──────── Exercise input ────────

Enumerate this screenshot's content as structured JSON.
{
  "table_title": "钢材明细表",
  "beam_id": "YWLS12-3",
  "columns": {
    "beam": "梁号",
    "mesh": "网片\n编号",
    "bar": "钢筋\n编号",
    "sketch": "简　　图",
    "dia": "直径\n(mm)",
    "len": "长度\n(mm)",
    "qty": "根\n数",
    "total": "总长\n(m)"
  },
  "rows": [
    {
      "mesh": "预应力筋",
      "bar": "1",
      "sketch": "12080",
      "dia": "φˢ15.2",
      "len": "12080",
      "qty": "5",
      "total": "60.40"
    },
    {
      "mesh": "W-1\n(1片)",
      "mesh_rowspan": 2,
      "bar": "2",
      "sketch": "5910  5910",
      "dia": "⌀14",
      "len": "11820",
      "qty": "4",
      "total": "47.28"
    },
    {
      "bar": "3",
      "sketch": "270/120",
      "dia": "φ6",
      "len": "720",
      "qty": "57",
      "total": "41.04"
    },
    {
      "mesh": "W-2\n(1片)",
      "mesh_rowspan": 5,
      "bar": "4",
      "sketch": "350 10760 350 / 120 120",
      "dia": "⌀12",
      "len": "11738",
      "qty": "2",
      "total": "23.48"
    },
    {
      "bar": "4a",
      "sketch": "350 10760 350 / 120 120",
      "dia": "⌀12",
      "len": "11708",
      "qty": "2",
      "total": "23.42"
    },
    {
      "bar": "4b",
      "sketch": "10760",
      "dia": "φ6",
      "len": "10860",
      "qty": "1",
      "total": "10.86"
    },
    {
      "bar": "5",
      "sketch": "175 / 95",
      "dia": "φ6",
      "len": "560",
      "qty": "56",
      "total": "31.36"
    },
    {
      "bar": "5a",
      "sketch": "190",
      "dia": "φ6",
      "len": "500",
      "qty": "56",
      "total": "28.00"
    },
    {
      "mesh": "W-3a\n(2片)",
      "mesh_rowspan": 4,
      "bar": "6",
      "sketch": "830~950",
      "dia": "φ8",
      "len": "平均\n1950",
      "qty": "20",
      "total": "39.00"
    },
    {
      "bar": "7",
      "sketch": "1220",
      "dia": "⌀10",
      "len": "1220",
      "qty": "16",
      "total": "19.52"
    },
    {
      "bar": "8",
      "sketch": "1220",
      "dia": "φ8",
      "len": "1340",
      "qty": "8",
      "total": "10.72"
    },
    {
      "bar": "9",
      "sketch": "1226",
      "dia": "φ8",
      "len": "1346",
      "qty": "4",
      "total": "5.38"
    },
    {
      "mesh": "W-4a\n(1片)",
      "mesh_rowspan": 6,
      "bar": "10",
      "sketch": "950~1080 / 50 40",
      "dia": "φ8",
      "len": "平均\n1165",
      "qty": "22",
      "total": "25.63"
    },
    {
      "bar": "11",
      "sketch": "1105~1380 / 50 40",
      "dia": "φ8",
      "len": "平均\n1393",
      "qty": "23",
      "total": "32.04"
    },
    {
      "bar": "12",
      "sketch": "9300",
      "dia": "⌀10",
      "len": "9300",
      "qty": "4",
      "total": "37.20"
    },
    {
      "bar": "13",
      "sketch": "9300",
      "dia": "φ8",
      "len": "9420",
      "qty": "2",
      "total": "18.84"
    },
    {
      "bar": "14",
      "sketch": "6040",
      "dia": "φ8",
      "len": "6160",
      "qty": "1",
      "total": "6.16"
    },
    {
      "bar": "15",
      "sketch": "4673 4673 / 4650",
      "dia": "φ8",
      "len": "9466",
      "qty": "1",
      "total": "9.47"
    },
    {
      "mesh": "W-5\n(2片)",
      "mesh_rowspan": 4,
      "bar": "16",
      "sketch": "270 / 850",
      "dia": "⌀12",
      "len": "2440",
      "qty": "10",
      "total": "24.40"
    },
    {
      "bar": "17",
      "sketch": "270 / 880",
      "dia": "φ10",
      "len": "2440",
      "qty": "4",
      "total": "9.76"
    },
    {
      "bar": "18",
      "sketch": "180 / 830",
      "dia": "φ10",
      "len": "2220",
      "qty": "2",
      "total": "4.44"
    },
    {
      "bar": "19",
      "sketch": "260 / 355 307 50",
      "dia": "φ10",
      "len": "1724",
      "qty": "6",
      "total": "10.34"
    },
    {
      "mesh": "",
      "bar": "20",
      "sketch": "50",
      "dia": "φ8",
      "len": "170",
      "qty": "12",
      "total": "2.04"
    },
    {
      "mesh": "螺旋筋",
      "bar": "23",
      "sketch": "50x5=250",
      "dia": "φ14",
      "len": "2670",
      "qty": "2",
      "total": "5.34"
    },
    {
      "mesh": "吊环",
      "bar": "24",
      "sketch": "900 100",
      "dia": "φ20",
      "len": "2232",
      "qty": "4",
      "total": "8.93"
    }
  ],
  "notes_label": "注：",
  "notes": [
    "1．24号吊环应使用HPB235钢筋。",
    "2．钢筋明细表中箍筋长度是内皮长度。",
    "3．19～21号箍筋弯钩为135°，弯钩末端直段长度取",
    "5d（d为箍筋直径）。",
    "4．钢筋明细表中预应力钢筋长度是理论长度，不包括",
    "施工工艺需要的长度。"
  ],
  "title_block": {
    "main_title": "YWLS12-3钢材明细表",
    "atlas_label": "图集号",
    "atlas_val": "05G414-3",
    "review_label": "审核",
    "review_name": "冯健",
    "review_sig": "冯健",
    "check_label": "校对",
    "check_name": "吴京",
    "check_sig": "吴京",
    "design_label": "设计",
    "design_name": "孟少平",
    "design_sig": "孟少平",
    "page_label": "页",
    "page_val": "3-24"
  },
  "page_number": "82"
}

────────

What needs to be done:
Write out every entry word for word.

Solved problem:
Enumerate this screenshot's content as structured JSON.
{
  "table_title": "钢材明细表",
  "beam_id": "YWLS12-3",
  "columns": {
    "beam": "梁号",
    "mesh": "网片\n编号",
    "bar": "钢筋\n编号",
    "sketch": "简　　图",
    "dia": "直径\n(mm)",
    "len": "长度\n(mm)",
    "qty": "根\n数",
    "total": "总长\n(m)"
  },
  "rows": [
    {
      "mesh": "预应力筋",
      "bar": "1",
      "sketch": "12080",
      "dia": "φˢ15.2",
      "len": "12080",
      "qty": "5",
      "total": "60.40"
    },
    {
      "mesh": "W-1\n(1片)",
      "mesh_rowspan": 2,
      "bar": "2",
      "sketch": "5910  5910",
      "dia": "⌀14",
      "len": "11820",
      "qty": "4",
      "total": "47.28"
    },
    {
      "bar": "3",
      "sketch": "270/120",
      "dia": "φ6",
      "len": "720",
      "qty": "57",
      "total": "41.04"
    },
    {
      "mesh": "W-2\n(1片)",
      "mesh_rowspan": 5,
      "bar": "4",
      "sketch": "350 10760 350 / 120 120",
      "dia": "⌀12",
      "len": "11738",
      "qty": "2",
      "total": "23.48"
    },
    {
      "bar": "4a",
      "sketch": "350 10760 350 / 120 120",
      "dia": "⌀12",
      "len": "11708",
      "qty": "2",
      "total": "23.42"
    },
    {
      "bar": "4b",
      "sketch": "10760",
      "dia": "φ6",
      "len": "10860",
      "qty": "1",
      "total": "10.86"
    },
    {
      "bar": "5",
      "sketch": "175 / 95",
      "dia": "φ6",
      "len": "560",
      "qty": "56",
      "total": "31.36"
    },
    {
      "bar": "5a",
      "sketch": "190",
      "dia": "φ6",
      "len": "500",
      "qty": "56",
      "total": "28.00"
    },
    {
      "mesh": "W-3a\n(2片)",
      "mesh_rowspan": 4,
      "bar": "6",
      "sketch": "830~950",
      "dia": "φ8",
      "len": "平均\n1950",
      "qty": "20",
      "total": "39.00"
    },
    {
      "bar": "7",
      "sketch": "1220",
      "dia": "⌀10",
      "len": "1220",
      "qty": "16",
      "total": "19.52"
    },
    {
      "bar": "8",
      "sketch": "1220",
      "dia": "φ8",
      "len": "1340",
      "qty": "8",
      "total": "10.72"
    },
    {
      "bar": "9",
      "sketch": "1226",
      "dia": "φ8",
      "len": "1346",
      "qty": "4",
      "total": "5.38"
    },
    {
      "mesh": "W-4a\n(1片)",
      "mesh_rowspan": 6,
      "bar": "10",
      "sketch": "950~1080 / 50 40",
      "dia": "φ8",
      "len": "平均\n1165",
      "qty": "22",
      "total": "25.63"
    },
    {
      "bar": "11",
      "sketch": "1105~1380 / 50 40",
      "dia": "φ8",
      "len": "平均\n1393",
      "qty": "23",
      "total": "32.04"
    },
    {
      "bar": "12",
      "sketch": "9300",
      "dia": "⌀10",
      "len": "9300",
      "qty": "4",
      "total": "37.20"
    },
    {
      "bar": "13",
      "sketch": "9300",
      "dia": "φ8",
      "len": "9420",
      "qty": "2",
      "total": "18.84"
    },
    {
      "bar": "14",
      "sketch": "6040",
      "dia": "φ8",
      "len": "6160",
      "qty": "1",
      "total": "6.16"
    },
    {
      "bar": "15",
      "sketch": "4673 4673 / 4650",
      "dia": "φ8",
      "len": "9466",
      "qty": "1",
      "total": "9.47"
    },
    {
      "mesh": "W-5\n(2片)",
      "mesh_rowspan": 4,
      "bar": "16",
      "sketch": "270 / 850",
      "dia": "⌀12",
      "len": "2440",
      "qty": "10",
      "total": "24.40"
    },
    {
      "bar": "17",
      "sketch": "270 / 880",
      "dia": "φ10",
      "len": "2440",
      "qty": "4",
      "total": "9.76"
    },
    {
      "bar": "18",
      "sketch": "180 / 830",
      "dia": "φ10",
      "len": "2220",
      "qty": "2",
      "total": "4.44"
    },
    {
      "bar": "19",
      "sketch": "260 / 355 307 50",
      "dia": "φ10",
      "len": "1724",
      "qty": "6",
      "total": "10.34"
    },
    {
      "mesh": "",
      "bar": "20",
      "sketch": "50",
      "dia": "φ8",
      "len": "170",
      "qty": "12",
      "total": "2.04"
    },
    {
      "mesh": "螺旋筋",
      "bar": "23",
      "sketch": "50x5=250",
      "dia": "φ14",
      "len": "2670",
      "qty": "2",
      "total": "5.34"
    },
    {
      "mesh": "吊环",
      "bar": "24",
      "sketch": "900 100",
      "dia": "φ20",
      "len": "2232",
      "qty": "4",
      "total": "8.93"
    }
  ],
  "notes_label": "注：",
  "notes": [
    "1．24号吊环应使用HPB235钢筋。",
    "2．钢筋明细表中箍筋长度是内皮长度。",
    "3．19～21号箍筋弯钩为135°，弯钩末端直段长度取",
    "5d（d为箍筋直径）。",
    "4．钢筋明细表中预应力钢筋长度是理论长度，不包括",
    "施工工艺需要的长度。"
  ],
  "title_block": {
    "main_title": "YWLS12-3钢材明细表",
    "atlas_label": "图集号",
    "atlas_val": "05G414-3",
    "review_label": "审核",
    "review_name": "冯健",
    "review_sig": "冯健",
    "check_label": "校对",
    "check_name": "吴京",
    "check_sig": "吴京",
    "design_label": "设计",
    "design_name": "孟少平",
    "design_sig": "孟少平",
    "page_label": "页",
    "page_val": "3-24"
  },
  "page_number": "82"
}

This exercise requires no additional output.